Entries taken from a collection

..............................

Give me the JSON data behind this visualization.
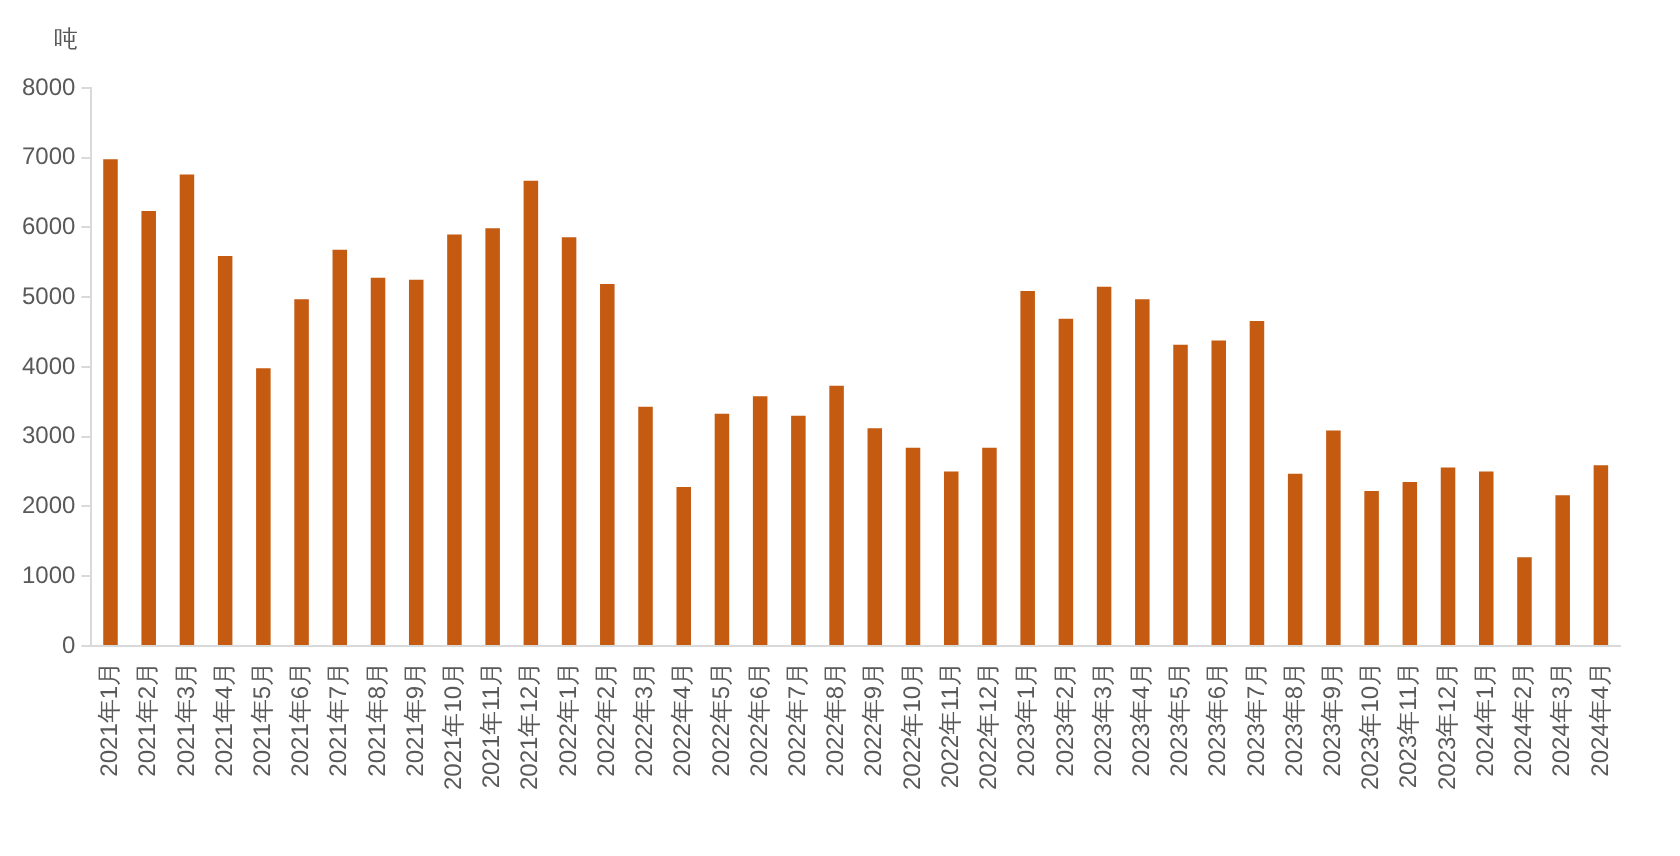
{
  "chart_data": {
    "type": "bar",
    "ylabel": "吨",
    "categories": [
      "2021年1月",
      "2021年2月",
      "2021年3月",
      "2021年4月",
      "2021年5月",
      "2021年6月",
      "2021年7月",
      "2021年8月",
      "2021年9月",
      "2021年10月",
      "2021年11月",
      "2021年12月",
      "2022年1月",
      "2022年2月",
      "2022年3月",
      "2022年4月",
      "2022年5月",
      "2022年6月",
      "2022年7月",
      "2022年8月",
      "2022年9月",
      "2022年10月",
      "2022年11月",
      "2022年12月",
      "2023年1月",
      "2023年2月",
      "2023年3月",
      "2023年4月",
      "2023年5月",
      "2023年6月",
      "2023年7月",
      "2023年8月",
      "2023年9月",
      "2023年10月",
      "2023年11月",
      "2023年12月",
      "2024年1月",
      "2024年2月",
      "2024年3月",
      "2024年4月"
    ],
    "values": [
      6980,
      6235,
      6760,
      5590,
      3980,
      4970,
      5680,
      5280,
      5250,
      5900,
      5990,
      6670,
      5860,
      5190,
      3430,
      2280,
      3330,
      3580,
      3300,
      3730,
      3120,
      2840,
      2500,
      2840,
      5090,
      4690,
      5150,
      4970,
      4320,
      4380,
      4660,
      2470,
      3090,
      2220,
      2350,
      2560,
      2500,
      1270,
      2160,
      2590
    ],
    "color": "#c55a11",
    "ylim": [
      0,
      8000
    ],
    "yticks": [
      0,
      1000,
      2000,
      3000,
      4000,
      5000,
      6000,
      7000,
      8000
    ],
    "grid": false,
    "legend": false
  }
}
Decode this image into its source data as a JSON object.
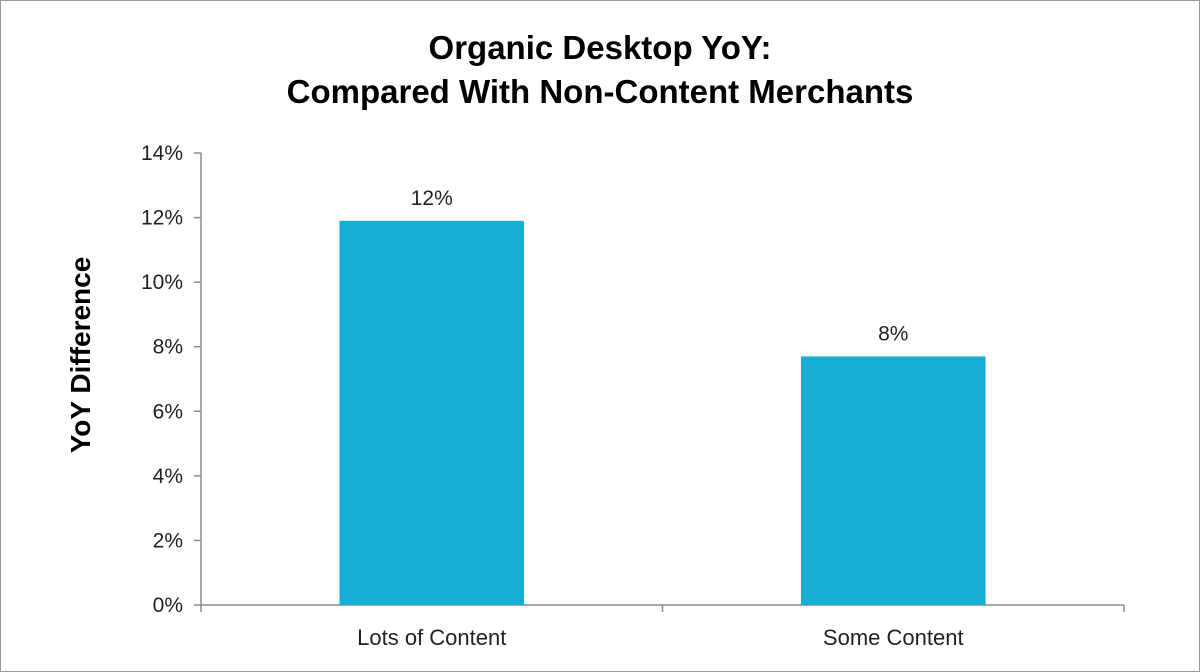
{
  "chart_data": {
    "type": "bar",
    "title_lines": [
      "Organic Desktop YoY:",
      "Compared With Non-Content Merchants"
    ],
    "xlabel": "",
    "ylabel": "YoY Difference",
    "categories": [
      "Lots of Content",
      "Some Content"
    ],
    "values": [
      0.119,
      0.077
    ],
    "data_labels": [
      "12%",
      "8%"
    ],
    "ylim": [
      0,
      0.14
    ],
    "yticks": [
      0,
      0.02,
      0.04,
      0.06,
      0.08,
      0.1,
      0.12,
      0.14
    ],
    "ytick_labels": [
      "0%",
      "2%",
      "4%",
      "6%",
      "8%",
      "10%",
      "12%",
      "14%"
    ],
    "bar_color": "#17aed4",
    "grid": false,
    "legend": "none"
  }
}
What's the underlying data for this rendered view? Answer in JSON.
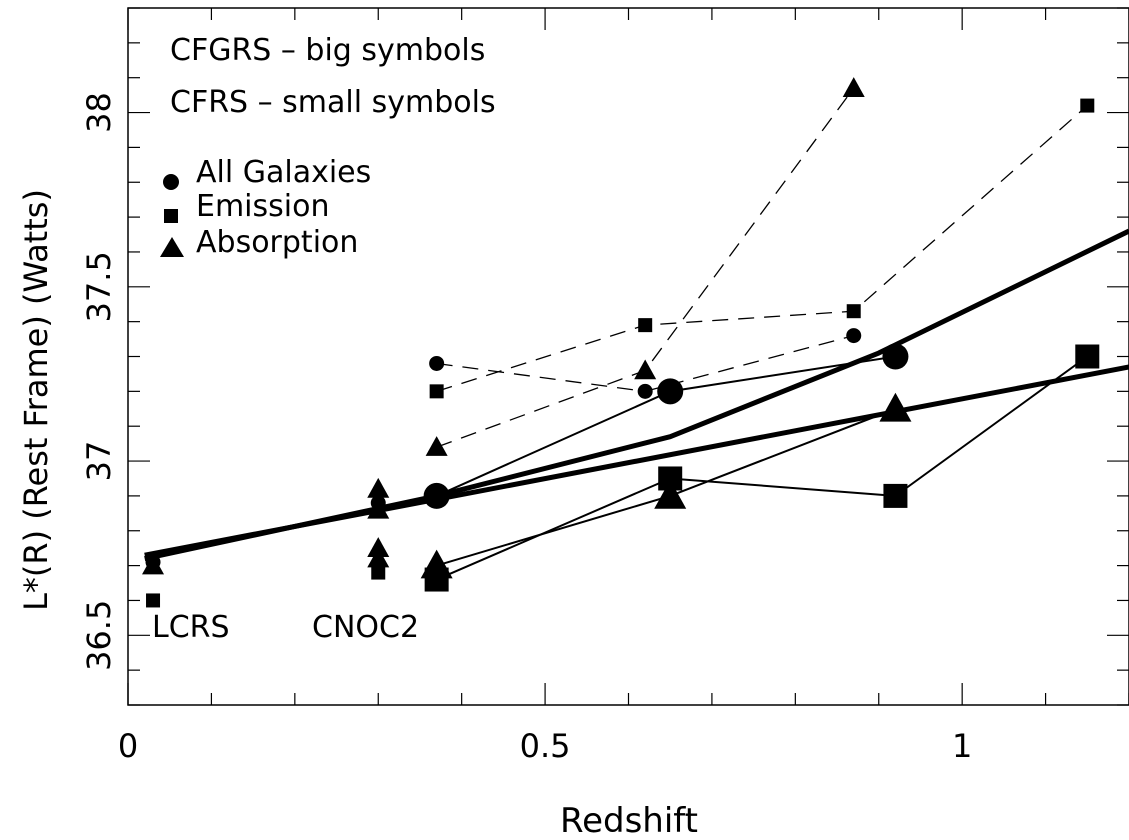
{
  "chart_data": {
    "type": "scatter",
    "xlabel": "Redshift",
    "ylabel": "L*(R) (Rest Frame) (Watts)",
    "xlim": [
      0,
      1.2
    ],
    "ylim": [
      36.3,
      38.3
    ],
    "xticks": [
      0,
      0.5,
      1
    ],
    "yticks": [
      36.5,
      37,
      37.5,
      38
    ],
    "annotations": [
      "CFGRS – big symbols",
      "CFRS – small symbols",
      "LCRS",
      "CNOC2"
    ],
    "legend": {
      "position": "top-left",
      "entries": [
        {
          "label": "All Galaxies",
          "marker": "circle"
        },
        {
          "label": "Emission",
          "marker": "square"
        },
        {
          "label": "Absorption",
          "marker": "triangle"
        }
      ]
    },
    "fit_lines": [
      {
        "x": [
          0.02,
          1.2
        ],
        "y": [
          36.73,
          37.27
        ]
      },
      {
        "x": [
          0.02,
          0.37,
          0.65,
          0.9,
          1.2
        ],
        "y": [
          36.72,
          36.9,
          37.07,
          37.31,
          37.66
        ]
      }
    ],
    "series": [
      {
        "name": "All Galaxies",
        "marker": "circle",
        "size": "big",
        "line": "solid",
        "points": [
          [
            0.37,
            36.9
          ],
          [
            0.65,
            37.2
          ],
          [
            0.92,
            37.3
          ]
        ]
      },
      {
        "name": "Emission",
        "marker": "square",
        "size": "big",
        "line": "solid",
        "points": [
          [
            0.37,
            36.66
          ],
          [
            0.65,
            36.95
          ],
          [
            0.92,
            36.9
          ],
          [
            1.15,
            37.3
          ]
        ]
      },
      {
        "name": "Absorption",
        "marker": "triangle",
        "size": "big",
        "line": "solid",
        "points": [
          [
            0.37,
            36.7
          ],
          [
            0.65,
            36.9
          ],
          [
            0.92,
            37.15
          ]
        ]
      },
      {
        "name": "All Galaxies",
        "marker": "circle",
        "size": "small",
        "line": "dashed",
        "points": [
          [
            0.37,
            37.28
          ],
          [
            0.62,
            37.2
          ],
          [
            0.87,
            37.36
          ]
        ]
      },
      {
        "name": "Emission",
        "marker": "square",
        "size": "small",
        "line": "dashed",
        "points": [
          [
            0.37,
            37.2
          ],
          [
            0.62,
            37.39
          ],
          [
            0.87,
            37.43
          ],
          [
            1.15,
            38.02
          ]
        ]
      },
      {
        "name": "Absorption",
        "marker": "triangle",
        "size": "small",
        "line": "dashed",
        "points": [
          [
            0.37,
            37.04
          ],
          [
            0.62,
            37.26
          ],
          [
            0.87,
            38.07
          ]
        ]
      },
      {
        "name": "LCRS",
        "marker": "circle",
        "size": "small",
        "line": "none",
        "points": [
          [
            0.03,
            36.71
          ]
        ]
      },
      {
        "name": "LCRS",
        "marker": "square",
        "size": "small",
        "line": "none",
        "points": [
          [
            0.03,
            36.6
          ]
        ]
      },
      {
        "name": "LCRS",
        "marker": "triangle",
        "size": "small",
        "line": "none",
        "points": [
          [
            0.03,
            36.7
          ]
        ]
      },
      {
        "name": "CNOC2",
        "marker": "circle",
        "size": "small",
        "line": "none",
        "points": [
          [
            0.3,
            36.88
          ]
        ]
      },
      {
        "name": "CNOC2",
        "marker": "square",
        "size": "small",
        "line": "none",
        "points": [
          [
            0.3,
            36.68
          ]
        ]
      },
      {
        "name": "CNOC2",
        "marker": "triangle",
        "size": "small",
        "line": "none",
        "points": [
          [
            0.3,
            36.92
          ],
          [
            0.3,
            36.86
          ],
          [
            0.3,
            36.75
          ],
          [
            0.3,
            36.72
          ]
        ]
      }
    ]
  }
}
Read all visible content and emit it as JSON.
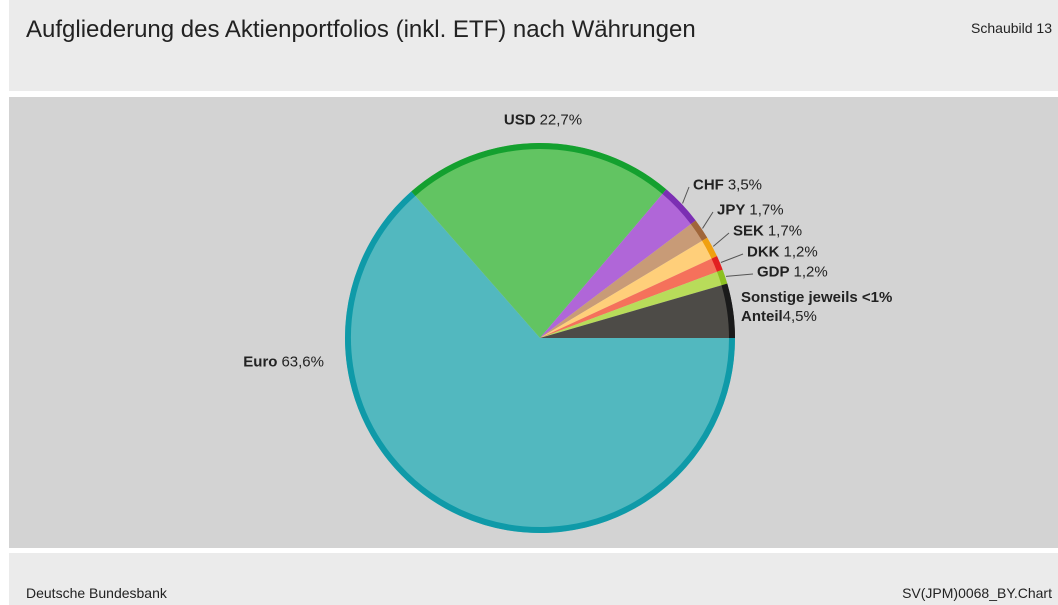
{
  "chart_data": {
    "type": "pie",
    "title": "Aufgliederung des Aktienportfolios (inkl. ETF) nach Währungen",
    "figure_label": "Schaubild 13",
    "source": "Deutsche Bundesbank",
    "chart_id": "SV(JPM)0068_BY.Chart",
    "categories": [
      "Euro",
      "USD",
      "CHF",
      "JPY",
      "SEK",
      "DKK",
      "GDP",
      "Sonstige jeweils <1% Anteil"
    ],
    "values": [
      63.6,
      22.7,
      3.5,
      1.7,
      1.7,
      1.2,
      1.2,
      4.5
    ],
    "value_labels": [
      "63,6%",
      "22,7%",
      "3,5%",
      "1,7%",
      "1,7%",
      "1,2%",
      "1,2%",
      "4,5%"
    ],
    "colors": [
      "#52b8bf",
      "#62c462",
      "#b066d8",
      "#c89b77",
      "#ffcf7a",
      "#f5715b",
      "#b8dc5a",
      "#4d4b47"
    ],
    "border_colors": [
      "#0f9aa8",
      "#14a02f",
      "#7b2fb3",
      "#a0663a",
      "#f0a010",
      "#e22020",
      "#8cc021",
      "#1a1a1a"
    ]
  }
}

..............................

Given problem: Look through the records and gather each line with the word "source".

Complete response:
Decode this image into its source data as a JSON object.
    "source": "Deutsche Bundesbank",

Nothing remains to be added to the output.